WHAT YOU WILL DO => Each entry below should be written out exactly as it is, with no pictures.

DATA LISTING =>
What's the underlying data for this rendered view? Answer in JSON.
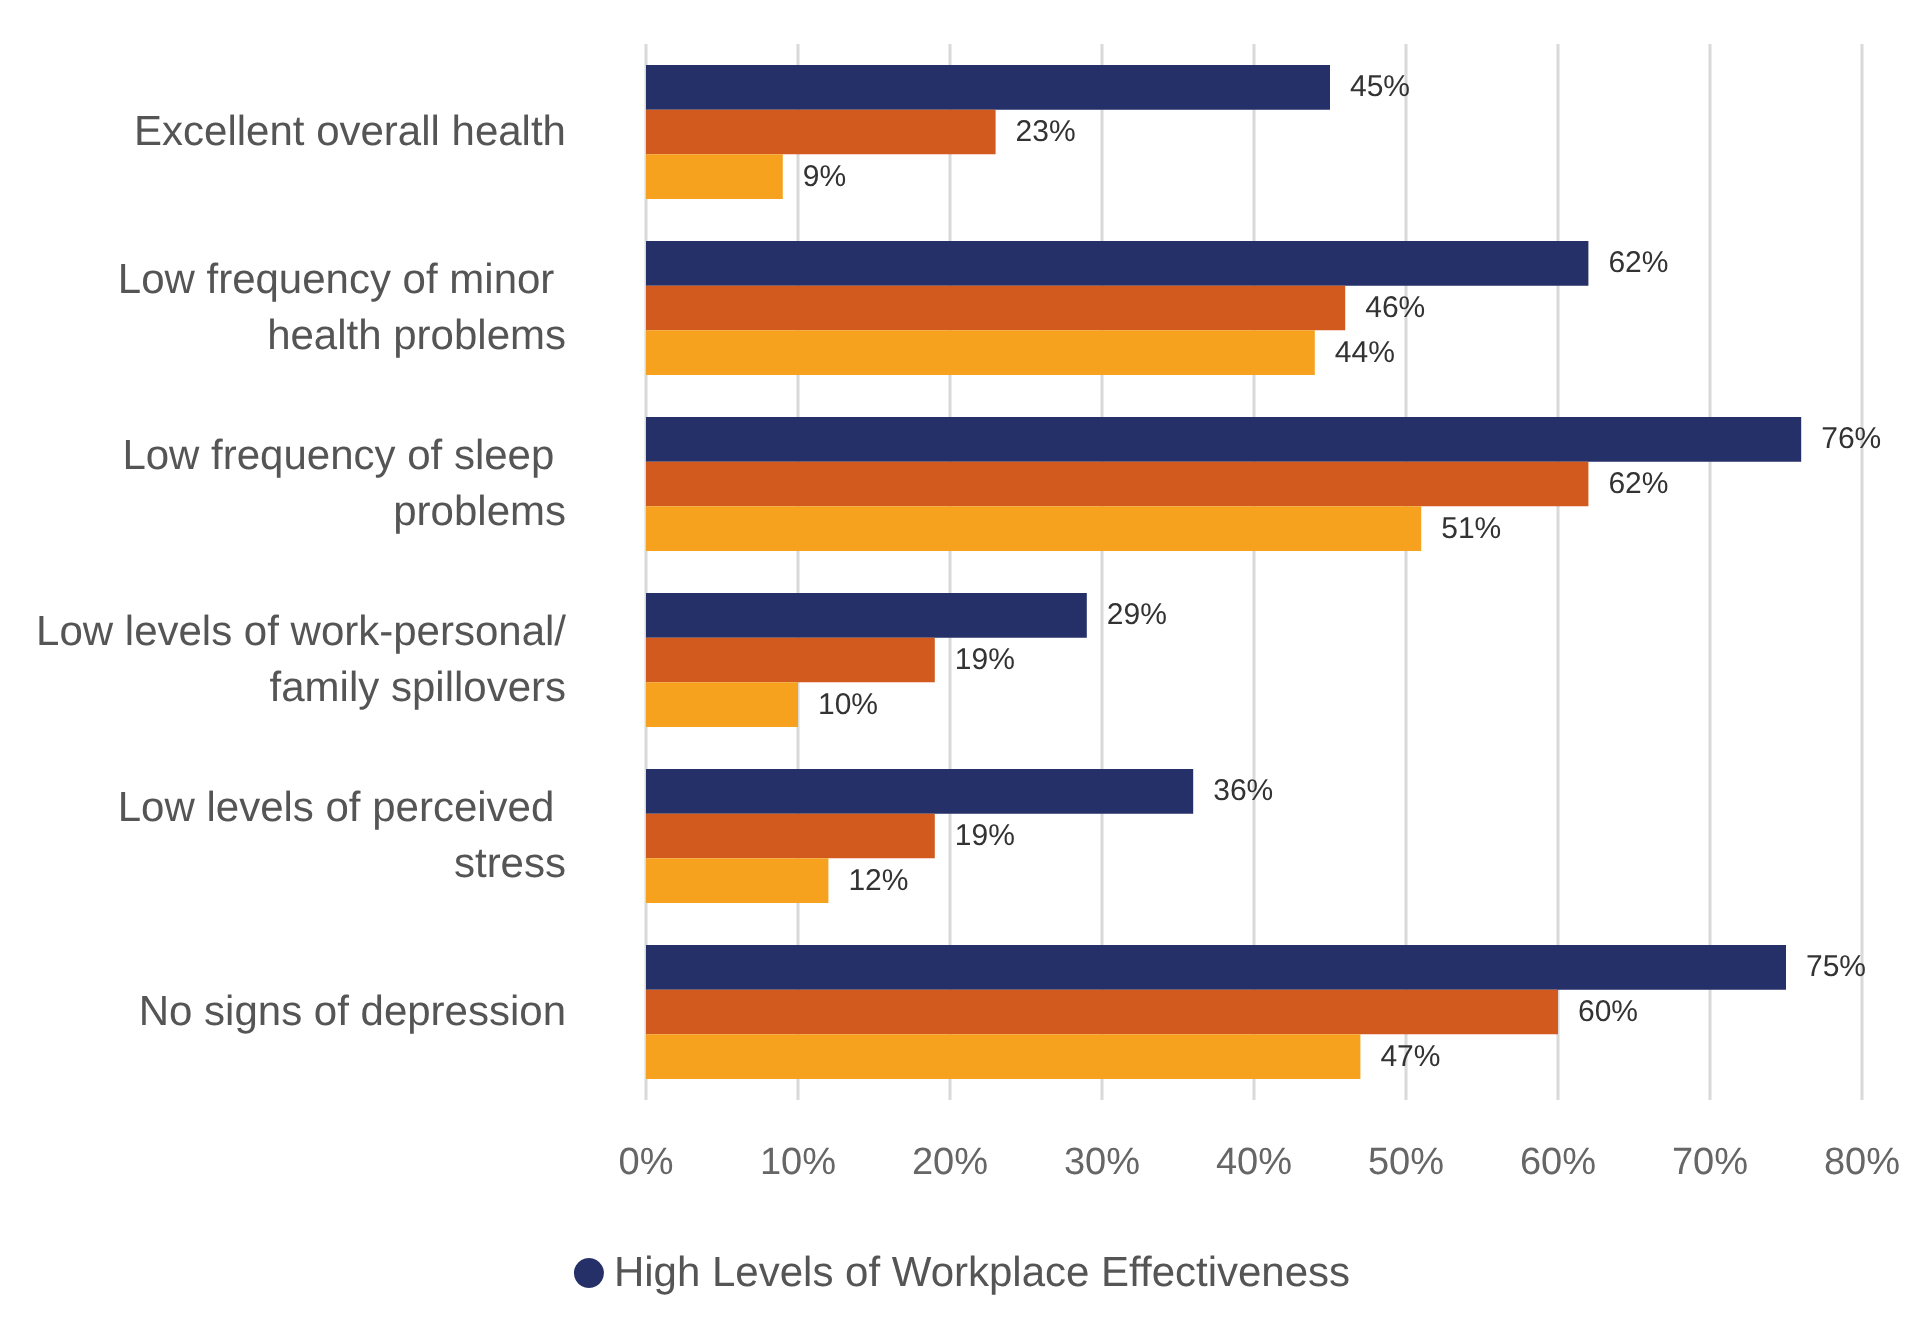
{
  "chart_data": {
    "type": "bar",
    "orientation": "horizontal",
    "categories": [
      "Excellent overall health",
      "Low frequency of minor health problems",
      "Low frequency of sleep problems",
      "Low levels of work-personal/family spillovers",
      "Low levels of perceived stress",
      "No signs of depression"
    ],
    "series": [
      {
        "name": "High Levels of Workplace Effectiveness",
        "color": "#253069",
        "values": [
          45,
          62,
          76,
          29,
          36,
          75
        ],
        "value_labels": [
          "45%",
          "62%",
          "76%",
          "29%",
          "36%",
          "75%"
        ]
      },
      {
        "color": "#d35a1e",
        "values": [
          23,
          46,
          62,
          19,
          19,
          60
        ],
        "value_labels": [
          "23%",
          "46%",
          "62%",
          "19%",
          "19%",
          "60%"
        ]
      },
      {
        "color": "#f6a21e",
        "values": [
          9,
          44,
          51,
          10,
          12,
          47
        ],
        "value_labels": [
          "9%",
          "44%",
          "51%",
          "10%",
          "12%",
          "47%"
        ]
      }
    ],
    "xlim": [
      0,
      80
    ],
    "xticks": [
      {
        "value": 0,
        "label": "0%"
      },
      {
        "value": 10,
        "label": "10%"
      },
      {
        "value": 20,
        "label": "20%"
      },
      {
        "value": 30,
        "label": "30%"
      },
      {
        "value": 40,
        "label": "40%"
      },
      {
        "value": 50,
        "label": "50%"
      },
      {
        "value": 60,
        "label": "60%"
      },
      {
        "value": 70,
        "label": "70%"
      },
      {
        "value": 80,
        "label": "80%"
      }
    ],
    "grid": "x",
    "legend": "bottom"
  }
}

WRITTEN REPLY =>
What's the underlying data for this rendered view? Answer in JSON.
{
  "chart_data": {
    "type": "bar",
    "orientation": "horizontal",
    "categories": [
      "Excellent overall health",
      "Low frequency of minor health problems",
      "Low frequency of sleep problems",
      "Low levels of work-personal/family spillovers",
      "Low levels of perceived stress",
      "No signs of depression"
    ],
    "series": [
      {
        "name": "High Levels of Workplace Effectiveness",
        "color": "#253069",
        "values": [
          45,
          62,
          76,
          29,
          36,
          75
        ],
        "value_labels": [
          "45%",
          "62%",
          "76%",
          "29%",
          "36%",
          "75%"
        ]
      },
      {
        "color": "#d35a1e",
        "values": [
          23,
          46,
          62,
          19,
          19,
          60
        ],
        "value_labels": [
          "23%",
          "46%",
          "62%",
          "19%",
          "19%",
          "60%"
        ]
      },
      {
        "color": "#f6a21e",
        "values": [
          9,
          44,
          51,
          10,
          12,
          47
        ],
        "value_labels": [
          "9%",
          "44%",
          "51%",
          "10%",
          "12%",
          "47%"
        ]
      }
    ],
    "xlim": [
      0,
      80
    ],
    "xticks": [
      {
        "value": 0,
        "label": "0%"
      },
      {
        "value": 10,
        "label": "10%"
      },
      {
        "value": 20,
        "label": "20%"
      },
      {
        "value": 30,
        "label": "30%"
      },
      {
        "value": 40,
        "label": "40%"
      },
      {
        "value": 50,
        "label": "50%"
      },
      {
        "value": 60,
        "label": "60%"
      },
      {
        "value": 70,
        "label": "70%"
      },
      {
        "value": 80,
        "label": "80%"
      }
    ],
    "grid": "x",
    "legend": "bottom"
  }
}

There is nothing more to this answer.